#### GOAL OF THE EXERCISE
In the records that follow, locate every line with "standard" and extract it.
•••••
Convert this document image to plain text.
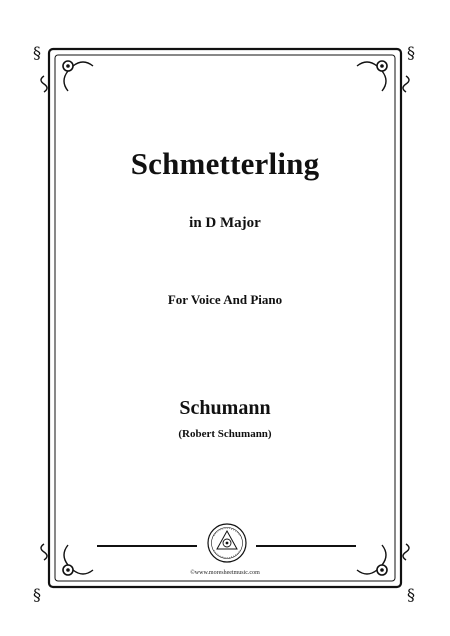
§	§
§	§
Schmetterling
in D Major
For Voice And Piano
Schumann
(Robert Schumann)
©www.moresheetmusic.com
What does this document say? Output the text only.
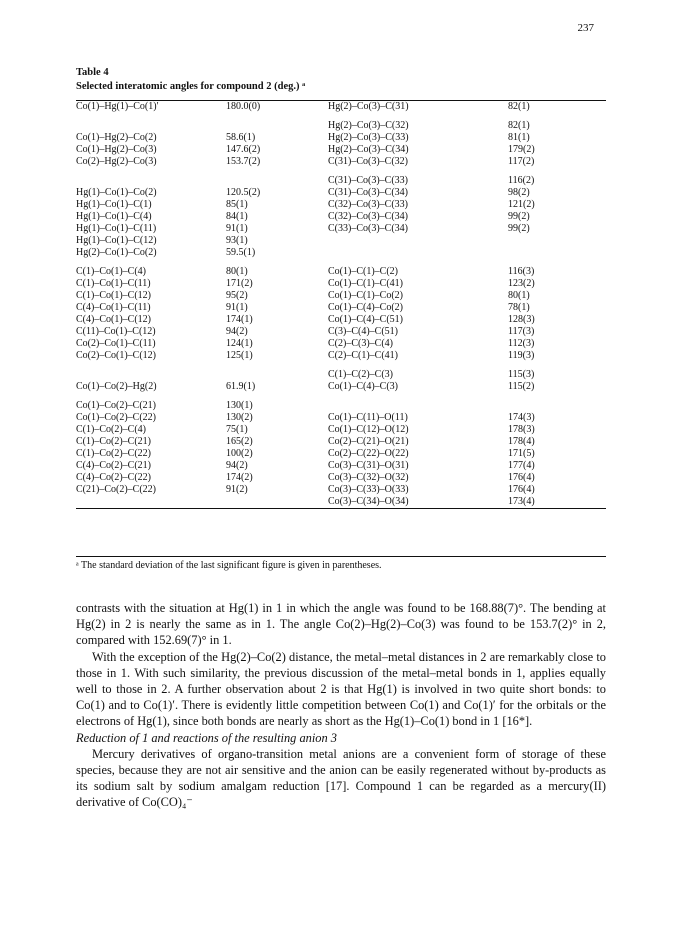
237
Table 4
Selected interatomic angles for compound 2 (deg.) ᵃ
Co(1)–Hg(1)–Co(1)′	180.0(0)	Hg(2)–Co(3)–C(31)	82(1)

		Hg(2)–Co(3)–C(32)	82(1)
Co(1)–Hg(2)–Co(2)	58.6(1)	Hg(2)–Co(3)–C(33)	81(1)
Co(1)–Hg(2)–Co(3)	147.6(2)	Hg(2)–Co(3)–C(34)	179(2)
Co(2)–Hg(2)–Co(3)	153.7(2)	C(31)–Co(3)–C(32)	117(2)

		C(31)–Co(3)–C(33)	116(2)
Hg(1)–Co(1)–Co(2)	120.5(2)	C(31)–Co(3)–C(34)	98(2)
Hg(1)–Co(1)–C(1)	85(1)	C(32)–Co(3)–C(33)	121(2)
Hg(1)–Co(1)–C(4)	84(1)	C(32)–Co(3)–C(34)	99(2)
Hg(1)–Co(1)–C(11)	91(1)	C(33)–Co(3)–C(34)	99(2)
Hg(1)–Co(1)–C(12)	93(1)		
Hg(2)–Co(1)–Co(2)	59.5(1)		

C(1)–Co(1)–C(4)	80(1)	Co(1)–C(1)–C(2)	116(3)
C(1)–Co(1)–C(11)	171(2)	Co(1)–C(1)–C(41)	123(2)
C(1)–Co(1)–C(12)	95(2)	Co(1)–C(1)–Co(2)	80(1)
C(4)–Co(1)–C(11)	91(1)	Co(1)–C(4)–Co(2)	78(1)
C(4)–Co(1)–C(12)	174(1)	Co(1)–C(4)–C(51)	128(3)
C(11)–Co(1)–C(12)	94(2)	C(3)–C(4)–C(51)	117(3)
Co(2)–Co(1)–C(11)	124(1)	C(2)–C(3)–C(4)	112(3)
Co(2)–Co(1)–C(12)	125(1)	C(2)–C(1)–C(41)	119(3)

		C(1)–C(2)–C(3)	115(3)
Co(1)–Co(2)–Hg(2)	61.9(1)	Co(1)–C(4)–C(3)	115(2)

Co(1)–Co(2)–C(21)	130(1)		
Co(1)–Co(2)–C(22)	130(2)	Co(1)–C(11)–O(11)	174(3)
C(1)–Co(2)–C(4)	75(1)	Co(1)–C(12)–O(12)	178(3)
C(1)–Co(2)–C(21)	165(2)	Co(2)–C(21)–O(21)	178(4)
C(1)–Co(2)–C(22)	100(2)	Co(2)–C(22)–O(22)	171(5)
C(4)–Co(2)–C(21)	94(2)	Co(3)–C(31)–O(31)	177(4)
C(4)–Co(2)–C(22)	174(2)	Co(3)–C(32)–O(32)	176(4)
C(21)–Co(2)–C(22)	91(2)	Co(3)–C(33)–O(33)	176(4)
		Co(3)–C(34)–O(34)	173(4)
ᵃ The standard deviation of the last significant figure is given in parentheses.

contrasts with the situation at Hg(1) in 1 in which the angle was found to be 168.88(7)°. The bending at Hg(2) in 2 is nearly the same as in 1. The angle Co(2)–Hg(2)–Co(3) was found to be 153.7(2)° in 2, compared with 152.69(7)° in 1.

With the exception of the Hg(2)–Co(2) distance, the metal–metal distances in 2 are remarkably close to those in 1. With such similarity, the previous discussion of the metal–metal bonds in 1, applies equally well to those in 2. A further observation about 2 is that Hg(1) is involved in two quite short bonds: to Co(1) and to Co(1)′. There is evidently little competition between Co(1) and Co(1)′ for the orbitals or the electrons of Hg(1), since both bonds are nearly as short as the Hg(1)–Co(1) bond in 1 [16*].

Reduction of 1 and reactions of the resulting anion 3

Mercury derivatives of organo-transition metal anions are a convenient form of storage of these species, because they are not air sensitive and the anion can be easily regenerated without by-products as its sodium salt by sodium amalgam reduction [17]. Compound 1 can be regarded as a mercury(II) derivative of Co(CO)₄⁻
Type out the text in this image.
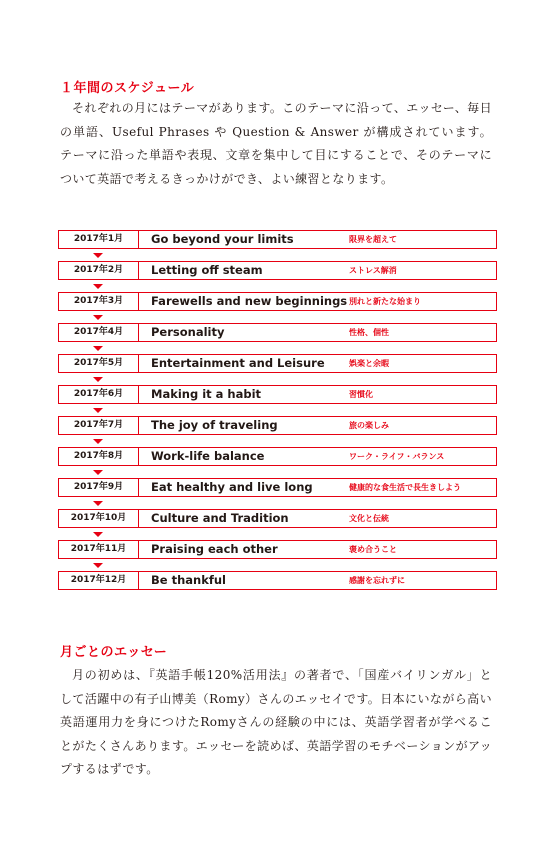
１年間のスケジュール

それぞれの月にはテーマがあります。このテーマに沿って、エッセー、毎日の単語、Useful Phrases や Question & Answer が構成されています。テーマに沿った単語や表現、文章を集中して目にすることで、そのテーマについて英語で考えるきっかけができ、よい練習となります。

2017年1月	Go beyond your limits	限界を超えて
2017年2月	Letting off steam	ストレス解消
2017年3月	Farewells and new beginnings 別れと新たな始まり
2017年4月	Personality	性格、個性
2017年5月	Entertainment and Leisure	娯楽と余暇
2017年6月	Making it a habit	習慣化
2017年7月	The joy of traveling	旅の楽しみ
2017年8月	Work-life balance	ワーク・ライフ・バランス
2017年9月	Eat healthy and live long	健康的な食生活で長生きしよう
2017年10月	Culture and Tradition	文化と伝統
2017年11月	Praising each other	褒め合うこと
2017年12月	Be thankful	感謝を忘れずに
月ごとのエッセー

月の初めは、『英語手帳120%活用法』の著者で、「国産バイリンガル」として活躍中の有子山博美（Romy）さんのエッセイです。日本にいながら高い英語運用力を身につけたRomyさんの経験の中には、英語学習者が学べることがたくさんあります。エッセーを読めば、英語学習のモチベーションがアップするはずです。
•••••
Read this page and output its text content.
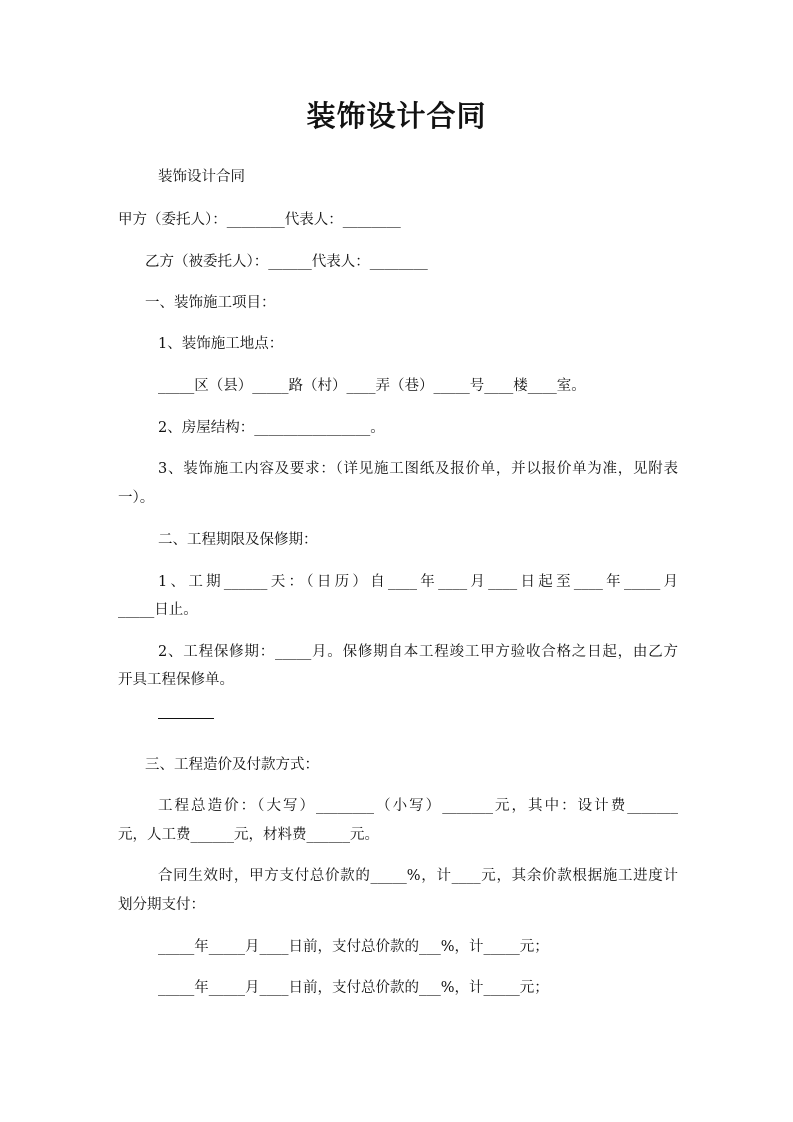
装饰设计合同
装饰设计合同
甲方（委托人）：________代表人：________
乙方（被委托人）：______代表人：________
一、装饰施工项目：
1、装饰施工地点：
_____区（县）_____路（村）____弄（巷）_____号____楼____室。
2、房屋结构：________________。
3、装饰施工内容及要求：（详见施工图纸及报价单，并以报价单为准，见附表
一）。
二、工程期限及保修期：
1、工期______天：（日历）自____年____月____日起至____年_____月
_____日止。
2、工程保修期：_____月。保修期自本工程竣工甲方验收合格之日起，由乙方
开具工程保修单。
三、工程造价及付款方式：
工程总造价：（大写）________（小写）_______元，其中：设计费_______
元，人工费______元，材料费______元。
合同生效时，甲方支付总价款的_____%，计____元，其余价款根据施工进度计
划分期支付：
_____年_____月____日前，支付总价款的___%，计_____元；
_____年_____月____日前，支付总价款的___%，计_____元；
•••••
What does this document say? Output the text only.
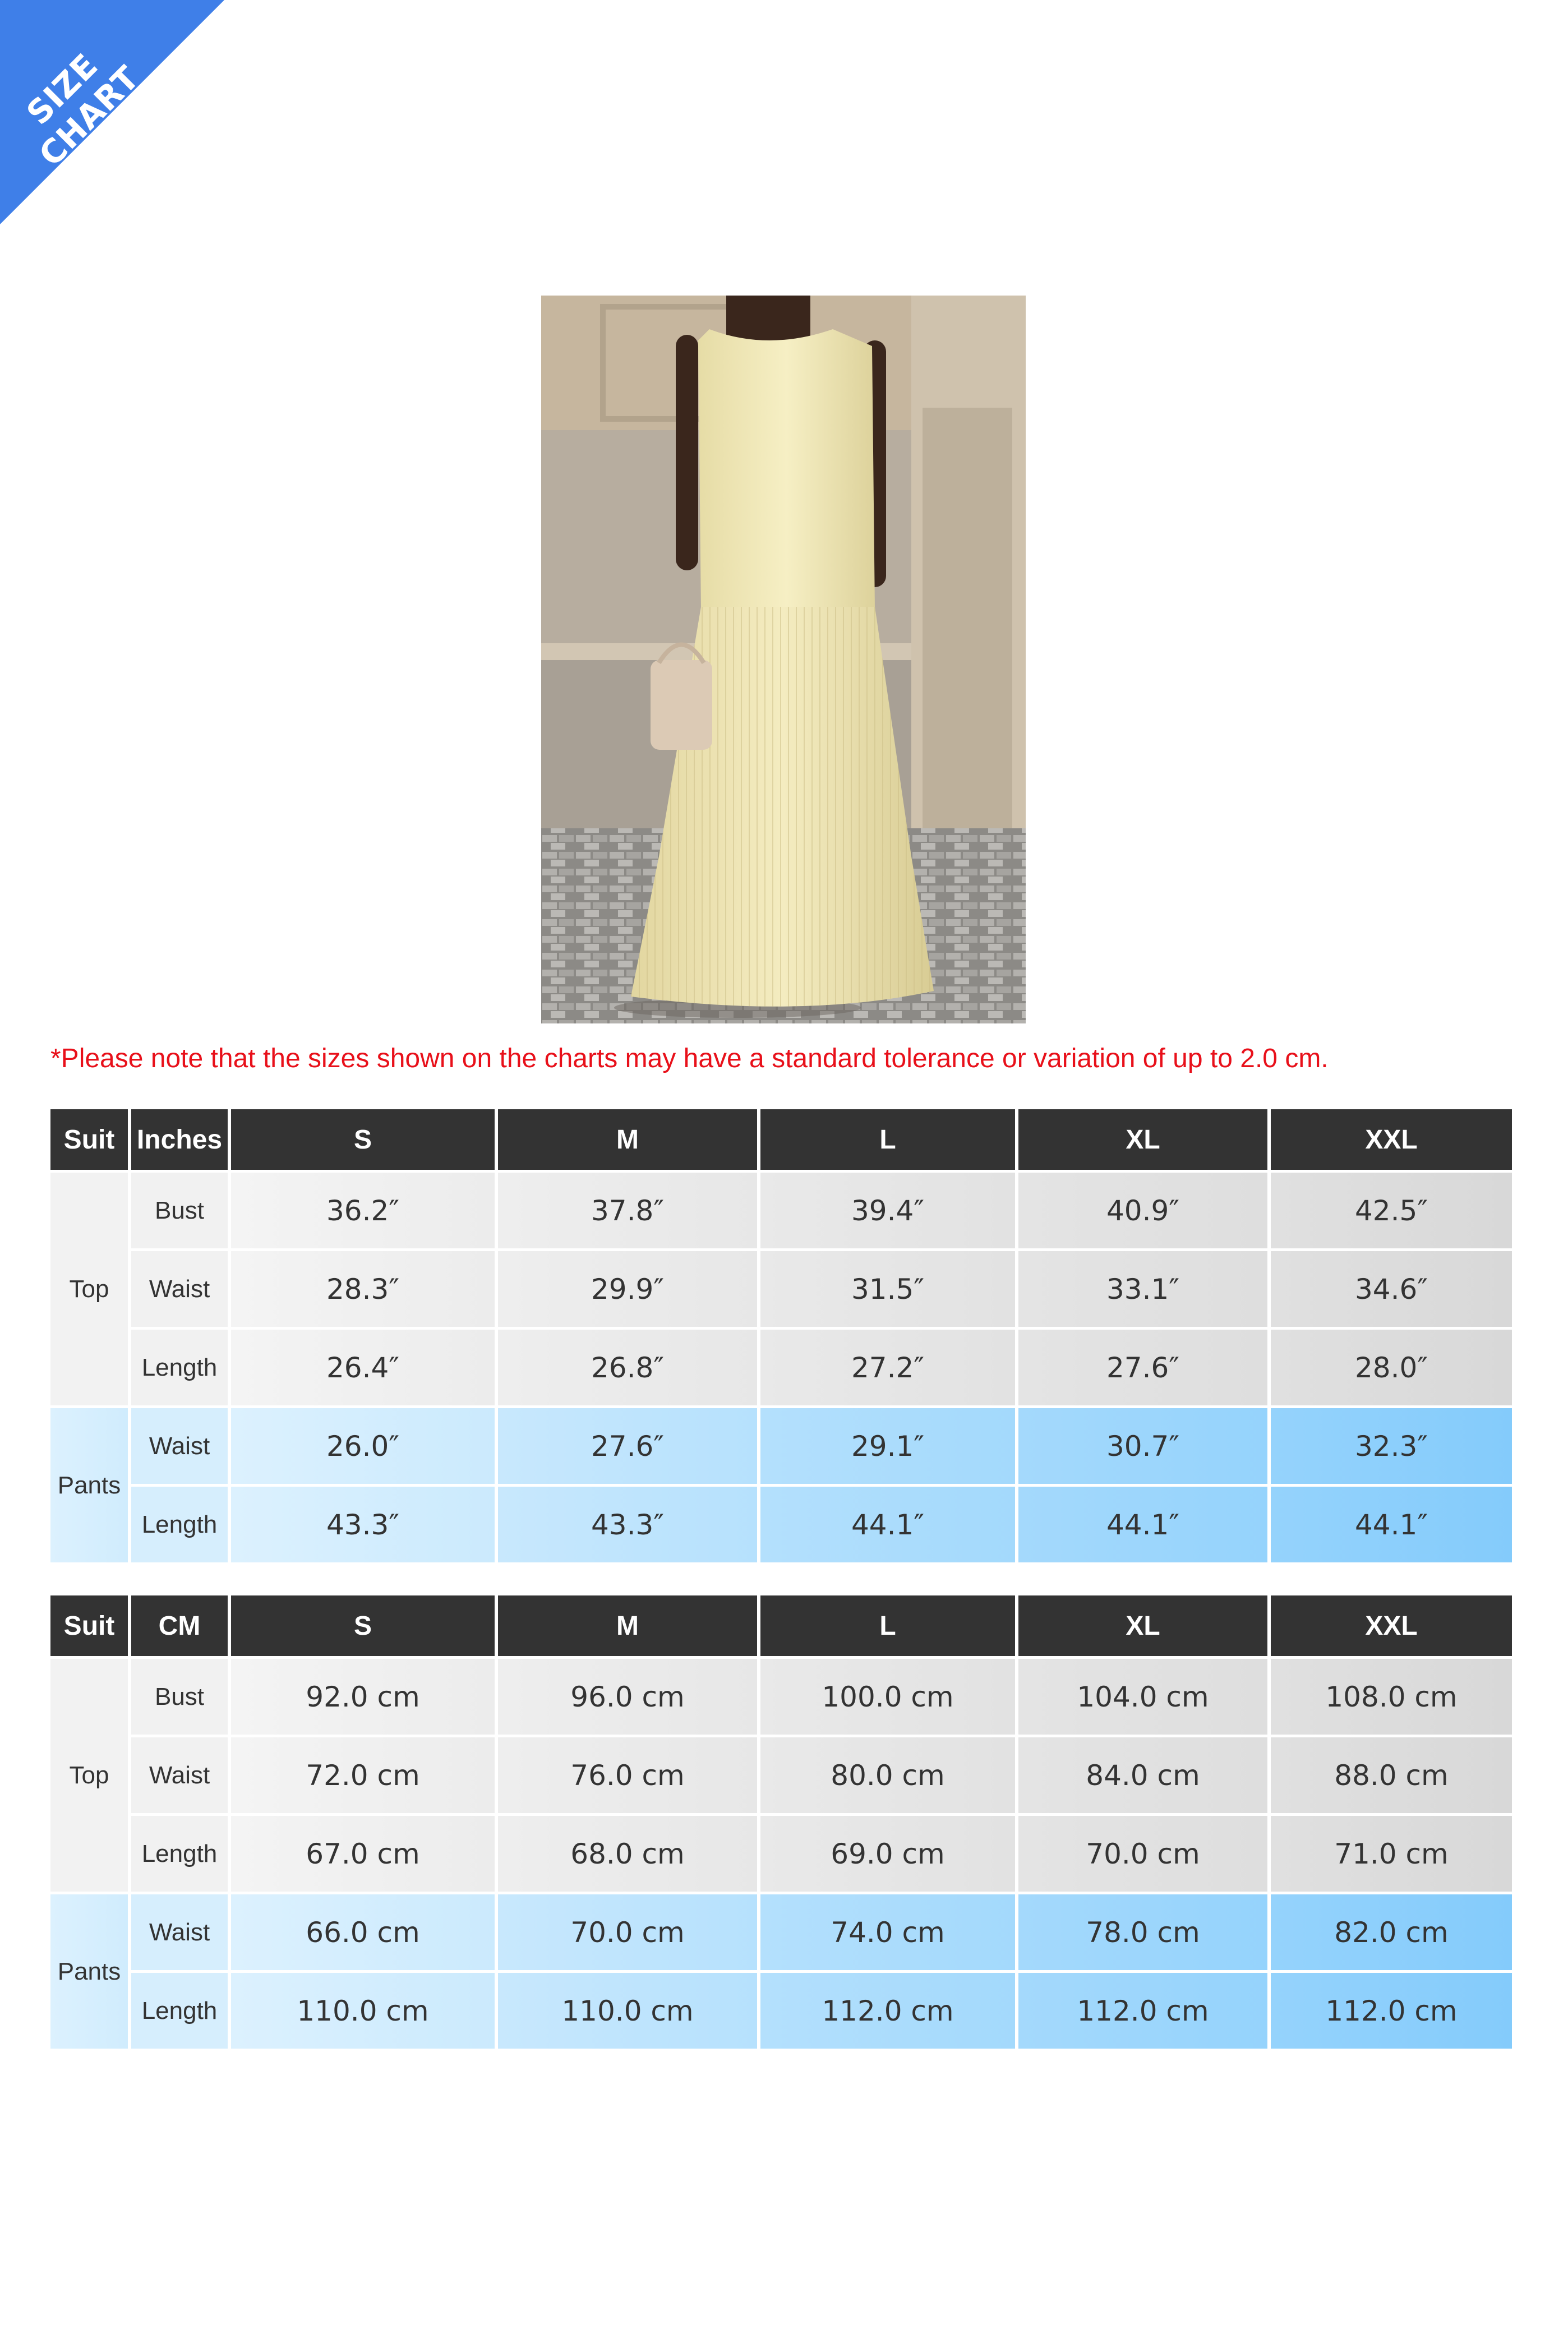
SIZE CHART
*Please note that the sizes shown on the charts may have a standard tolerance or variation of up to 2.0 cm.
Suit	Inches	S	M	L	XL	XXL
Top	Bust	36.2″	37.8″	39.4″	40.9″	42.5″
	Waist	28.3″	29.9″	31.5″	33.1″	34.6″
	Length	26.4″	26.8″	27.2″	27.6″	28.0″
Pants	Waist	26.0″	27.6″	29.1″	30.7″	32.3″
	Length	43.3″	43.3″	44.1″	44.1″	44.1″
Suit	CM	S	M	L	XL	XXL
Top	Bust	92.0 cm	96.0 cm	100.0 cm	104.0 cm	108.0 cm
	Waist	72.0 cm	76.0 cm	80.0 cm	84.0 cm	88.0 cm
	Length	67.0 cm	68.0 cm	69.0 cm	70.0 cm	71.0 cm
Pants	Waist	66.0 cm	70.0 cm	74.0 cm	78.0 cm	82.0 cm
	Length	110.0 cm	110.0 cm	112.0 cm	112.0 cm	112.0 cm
•••••
#### WRITTEN ANSWER
ᵃ The standard deviation of the last significant figure is given in parentheses.
*Please note that the sizes shown on the charts may have a standard tolerance or variation of up to 2.0 cm.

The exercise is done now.